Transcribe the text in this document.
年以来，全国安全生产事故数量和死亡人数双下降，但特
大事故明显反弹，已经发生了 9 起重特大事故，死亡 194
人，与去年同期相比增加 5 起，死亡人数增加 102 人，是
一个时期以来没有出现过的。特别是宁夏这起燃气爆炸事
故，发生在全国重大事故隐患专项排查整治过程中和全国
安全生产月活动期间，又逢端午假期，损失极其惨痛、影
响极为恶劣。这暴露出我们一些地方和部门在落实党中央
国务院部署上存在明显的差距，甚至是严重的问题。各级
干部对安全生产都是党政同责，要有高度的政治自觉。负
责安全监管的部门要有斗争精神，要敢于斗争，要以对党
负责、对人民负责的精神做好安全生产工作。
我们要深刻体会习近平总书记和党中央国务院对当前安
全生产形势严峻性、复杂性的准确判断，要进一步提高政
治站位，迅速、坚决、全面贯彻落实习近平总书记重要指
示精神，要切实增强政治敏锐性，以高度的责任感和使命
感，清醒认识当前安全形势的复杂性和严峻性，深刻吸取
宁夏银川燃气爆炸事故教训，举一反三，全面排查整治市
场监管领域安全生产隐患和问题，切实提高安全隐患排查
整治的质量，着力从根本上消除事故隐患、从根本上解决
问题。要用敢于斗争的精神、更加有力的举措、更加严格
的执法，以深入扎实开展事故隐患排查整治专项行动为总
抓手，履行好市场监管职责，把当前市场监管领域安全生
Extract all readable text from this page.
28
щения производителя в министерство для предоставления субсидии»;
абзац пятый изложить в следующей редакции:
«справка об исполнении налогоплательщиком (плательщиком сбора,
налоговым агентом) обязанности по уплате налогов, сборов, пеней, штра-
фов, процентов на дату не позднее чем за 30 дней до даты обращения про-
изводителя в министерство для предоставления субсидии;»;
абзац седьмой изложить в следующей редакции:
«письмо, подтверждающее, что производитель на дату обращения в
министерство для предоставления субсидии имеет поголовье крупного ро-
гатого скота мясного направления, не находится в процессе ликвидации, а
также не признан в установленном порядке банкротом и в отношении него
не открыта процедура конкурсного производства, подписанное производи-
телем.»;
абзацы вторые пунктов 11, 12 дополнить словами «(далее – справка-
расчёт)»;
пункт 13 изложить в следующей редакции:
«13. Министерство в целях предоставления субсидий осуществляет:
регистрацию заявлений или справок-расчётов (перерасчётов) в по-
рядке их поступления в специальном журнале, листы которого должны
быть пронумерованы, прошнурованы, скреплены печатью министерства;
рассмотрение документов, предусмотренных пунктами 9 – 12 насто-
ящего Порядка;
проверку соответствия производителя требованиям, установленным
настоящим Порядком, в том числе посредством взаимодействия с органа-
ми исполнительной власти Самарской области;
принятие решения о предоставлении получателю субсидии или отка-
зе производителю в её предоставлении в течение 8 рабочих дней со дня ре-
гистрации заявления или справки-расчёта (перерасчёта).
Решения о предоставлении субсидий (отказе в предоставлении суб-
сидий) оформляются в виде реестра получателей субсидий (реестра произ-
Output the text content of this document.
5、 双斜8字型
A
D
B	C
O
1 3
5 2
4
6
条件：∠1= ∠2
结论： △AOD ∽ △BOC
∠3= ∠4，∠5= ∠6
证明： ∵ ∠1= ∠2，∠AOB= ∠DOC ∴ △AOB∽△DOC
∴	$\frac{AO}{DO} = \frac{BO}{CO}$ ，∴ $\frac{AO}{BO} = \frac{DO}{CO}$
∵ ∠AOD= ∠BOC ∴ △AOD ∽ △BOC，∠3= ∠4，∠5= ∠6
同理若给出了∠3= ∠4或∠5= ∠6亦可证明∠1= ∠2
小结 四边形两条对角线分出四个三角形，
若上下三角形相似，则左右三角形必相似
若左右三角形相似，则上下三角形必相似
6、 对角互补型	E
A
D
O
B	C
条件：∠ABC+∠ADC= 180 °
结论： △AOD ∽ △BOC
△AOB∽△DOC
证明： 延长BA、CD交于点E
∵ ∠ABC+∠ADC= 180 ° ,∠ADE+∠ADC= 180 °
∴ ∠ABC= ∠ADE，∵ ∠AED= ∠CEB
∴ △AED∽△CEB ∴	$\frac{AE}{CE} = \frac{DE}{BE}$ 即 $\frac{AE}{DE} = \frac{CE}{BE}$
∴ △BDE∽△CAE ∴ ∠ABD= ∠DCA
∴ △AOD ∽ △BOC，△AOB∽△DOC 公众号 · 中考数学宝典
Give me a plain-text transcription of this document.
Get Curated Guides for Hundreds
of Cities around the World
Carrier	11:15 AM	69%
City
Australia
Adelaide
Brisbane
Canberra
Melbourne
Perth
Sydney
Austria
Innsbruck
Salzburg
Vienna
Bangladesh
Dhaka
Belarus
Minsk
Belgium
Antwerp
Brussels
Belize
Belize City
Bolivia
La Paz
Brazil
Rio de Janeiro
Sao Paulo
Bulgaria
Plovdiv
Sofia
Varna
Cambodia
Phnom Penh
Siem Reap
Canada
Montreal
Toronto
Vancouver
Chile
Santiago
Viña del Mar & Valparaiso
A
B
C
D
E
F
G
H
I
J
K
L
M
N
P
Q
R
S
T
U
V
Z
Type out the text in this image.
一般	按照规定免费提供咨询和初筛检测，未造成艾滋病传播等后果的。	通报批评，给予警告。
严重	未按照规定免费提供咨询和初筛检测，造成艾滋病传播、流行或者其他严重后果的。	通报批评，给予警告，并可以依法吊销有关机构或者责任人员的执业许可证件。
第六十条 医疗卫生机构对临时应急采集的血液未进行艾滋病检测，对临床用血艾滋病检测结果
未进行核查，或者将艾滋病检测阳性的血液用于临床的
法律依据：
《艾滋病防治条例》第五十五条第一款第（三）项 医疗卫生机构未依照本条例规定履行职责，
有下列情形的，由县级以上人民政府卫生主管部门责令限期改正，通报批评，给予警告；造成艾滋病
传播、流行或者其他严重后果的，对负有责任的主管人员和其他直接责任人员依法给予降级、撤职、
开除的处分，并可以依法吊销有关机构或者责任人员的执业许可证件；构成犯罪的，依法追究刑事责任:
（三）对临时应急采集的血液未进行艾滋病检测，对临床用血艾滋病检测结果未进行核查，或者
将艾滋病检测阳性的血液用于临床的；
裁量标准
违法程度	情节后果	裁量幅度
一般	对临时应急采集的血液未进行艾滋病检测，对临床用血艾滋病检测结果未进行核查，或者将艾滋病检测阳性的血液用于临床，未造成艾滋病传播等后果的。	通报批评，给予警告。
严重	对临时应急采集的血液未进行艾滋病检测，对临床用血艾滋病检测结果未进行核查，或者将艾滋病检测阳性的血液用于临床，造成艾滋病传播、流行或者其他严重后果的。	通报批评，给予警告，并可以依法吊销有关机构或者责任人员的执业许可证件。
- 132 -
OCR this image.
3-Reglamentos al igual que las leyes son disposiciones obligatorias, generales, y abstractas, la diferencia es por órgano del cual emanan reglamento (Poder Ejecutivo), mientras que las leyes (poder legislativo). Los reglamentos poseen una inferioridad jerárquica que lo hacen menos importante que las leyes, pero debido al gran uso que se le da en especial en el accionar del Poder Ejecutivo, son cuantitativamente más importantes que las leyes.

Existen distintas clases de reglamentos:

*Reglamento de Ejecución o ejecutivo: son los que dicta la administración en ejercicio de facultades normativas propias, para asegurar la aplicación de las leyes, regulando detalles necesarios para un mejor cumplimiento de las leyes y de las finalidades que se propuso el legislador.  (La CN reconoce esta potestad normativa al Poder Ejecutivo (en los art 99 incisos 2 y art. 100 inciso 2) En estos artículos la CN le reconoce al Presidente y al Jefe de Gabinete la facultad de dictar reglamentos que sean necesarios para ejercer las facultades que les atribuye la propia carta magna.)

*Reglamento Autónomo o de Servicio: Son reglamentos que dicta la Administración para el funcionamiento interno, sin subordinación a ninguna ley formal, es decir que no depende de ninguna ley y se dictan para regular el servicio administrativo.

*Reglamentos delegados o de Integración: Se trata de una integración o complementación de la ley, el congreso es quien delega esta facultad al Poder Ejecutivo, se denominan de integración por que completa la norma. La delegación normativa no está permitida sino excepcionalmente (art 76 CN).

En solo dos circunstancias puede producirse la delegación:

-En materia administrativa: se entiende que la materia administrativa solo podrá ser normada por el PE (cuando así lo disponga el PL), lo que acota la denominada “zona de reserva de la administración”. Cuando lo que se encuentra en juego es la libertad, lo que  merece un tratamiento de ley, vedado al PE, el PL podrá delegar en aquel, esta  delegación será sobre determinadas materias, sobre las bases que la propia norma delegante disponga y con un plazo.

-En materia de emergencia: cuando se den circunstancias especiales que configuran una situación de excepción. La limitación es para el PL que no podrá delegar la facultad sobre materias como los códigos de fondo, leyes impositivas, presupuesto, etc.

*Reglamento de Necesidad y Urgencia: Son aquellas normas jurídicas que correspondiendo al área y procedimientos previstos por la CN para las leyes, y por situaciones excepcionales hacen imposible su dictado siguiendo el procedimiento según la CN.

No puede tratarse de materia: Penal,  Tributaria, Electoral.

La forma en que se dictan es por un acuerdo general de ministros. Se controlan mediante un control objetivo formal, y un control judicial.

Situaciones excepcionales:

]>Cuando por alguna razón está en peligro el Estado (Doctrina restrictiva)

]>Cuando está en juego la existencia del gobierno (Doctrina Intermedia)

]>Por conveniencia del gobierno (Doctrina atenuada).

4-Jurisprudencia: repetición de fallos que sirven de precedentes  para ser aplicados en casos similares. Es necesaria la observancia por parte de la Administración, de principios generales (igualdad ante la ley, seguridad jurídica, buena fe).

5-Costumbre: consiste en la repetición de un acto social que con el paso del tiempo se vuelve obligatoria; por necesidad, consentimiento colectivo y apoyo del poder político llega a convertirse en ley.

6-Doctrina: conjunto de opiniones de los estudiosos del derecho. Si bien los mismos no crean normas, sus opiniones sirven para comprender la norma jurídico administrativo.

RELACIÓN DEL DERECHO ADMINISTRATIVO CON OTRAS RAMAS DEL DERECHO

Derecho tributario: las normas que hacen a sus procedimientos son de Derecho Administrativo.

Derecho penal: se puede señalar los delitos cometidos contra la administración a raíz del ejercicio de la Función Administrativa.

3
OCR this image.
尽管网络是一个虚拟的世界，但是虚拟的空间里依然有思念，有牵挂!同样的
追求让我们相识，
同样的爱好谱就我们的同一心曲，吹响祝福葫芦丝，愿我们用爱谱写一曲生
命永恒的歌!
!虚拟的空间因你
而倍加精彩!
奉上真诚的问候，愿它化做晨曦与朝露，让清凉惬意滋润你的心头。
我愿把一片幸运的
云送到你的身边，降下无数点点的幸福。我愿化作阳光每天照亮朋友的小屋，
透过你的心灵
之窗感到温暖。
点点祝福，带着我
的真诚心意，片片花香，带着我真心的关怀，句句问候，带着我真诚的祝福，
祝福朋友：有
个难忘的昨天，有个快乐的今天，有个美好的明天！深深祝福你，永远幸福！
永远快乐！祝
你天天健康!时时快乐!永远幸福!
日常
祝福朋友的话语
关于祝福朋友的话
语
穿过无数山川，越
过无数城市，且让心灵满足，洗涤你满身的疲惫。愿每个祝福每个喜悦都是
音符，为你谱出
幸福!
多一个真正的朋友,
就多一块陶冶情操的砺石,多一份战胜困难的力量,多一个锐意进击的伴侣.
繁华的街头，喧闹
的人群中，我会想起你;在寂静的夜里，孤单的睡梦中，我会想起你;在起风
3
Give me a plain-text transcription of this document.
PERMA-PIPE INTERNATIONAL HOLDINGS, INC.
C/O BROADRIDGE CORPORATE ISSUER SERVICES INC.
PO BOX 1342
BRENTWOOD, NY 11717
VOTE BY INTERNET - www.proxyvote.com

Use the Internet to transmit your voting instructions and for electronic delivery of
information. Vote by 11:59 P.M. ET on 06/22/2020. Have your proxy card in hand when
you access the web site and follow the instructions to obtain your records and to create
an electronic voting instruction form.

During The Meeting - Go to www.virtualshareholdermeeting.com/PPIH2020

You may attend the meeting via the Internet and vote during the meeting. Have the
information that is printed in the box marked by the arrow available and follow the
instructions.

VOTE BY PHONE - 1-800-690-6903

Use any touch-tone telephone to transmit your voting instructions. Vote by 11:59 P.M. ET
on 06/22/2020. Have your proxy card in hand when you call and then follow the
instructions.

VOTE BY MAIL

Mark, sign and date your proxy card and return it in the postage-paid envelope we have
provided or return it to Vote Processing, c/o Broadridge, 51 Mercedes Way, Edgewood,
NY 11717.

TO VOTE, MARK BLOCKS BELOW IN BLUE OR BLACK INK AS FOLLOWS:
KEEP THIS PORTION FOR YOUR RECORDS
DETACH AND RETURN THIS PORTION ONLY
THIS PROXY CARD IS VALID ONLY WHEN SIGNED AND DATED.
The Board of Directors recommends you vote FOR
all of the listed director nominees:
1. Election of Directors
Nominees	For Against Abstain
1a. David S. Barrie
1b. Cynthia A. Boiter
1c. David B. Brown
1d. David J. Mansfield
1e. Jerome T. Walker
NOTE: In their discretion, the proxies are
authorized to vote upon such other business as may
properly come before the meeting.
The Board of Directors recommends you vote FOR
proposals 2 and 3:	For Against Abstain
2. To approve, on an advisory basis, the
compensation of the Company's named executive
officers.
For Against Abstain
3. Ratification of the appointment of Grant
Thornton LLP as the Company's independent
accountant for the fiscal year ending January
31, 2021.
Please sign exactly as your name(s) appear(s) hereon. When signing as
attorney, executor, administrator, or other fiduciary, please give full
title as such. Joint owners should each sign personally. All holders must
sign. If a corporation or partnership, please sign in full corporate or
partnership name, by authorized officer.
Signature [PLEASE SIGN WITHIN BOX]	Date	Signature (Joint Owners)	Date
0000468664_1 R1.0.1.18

..........

Stated exercise
Write down only the number of lines that contain the string "следующей" in the listing.

Solved exercise
3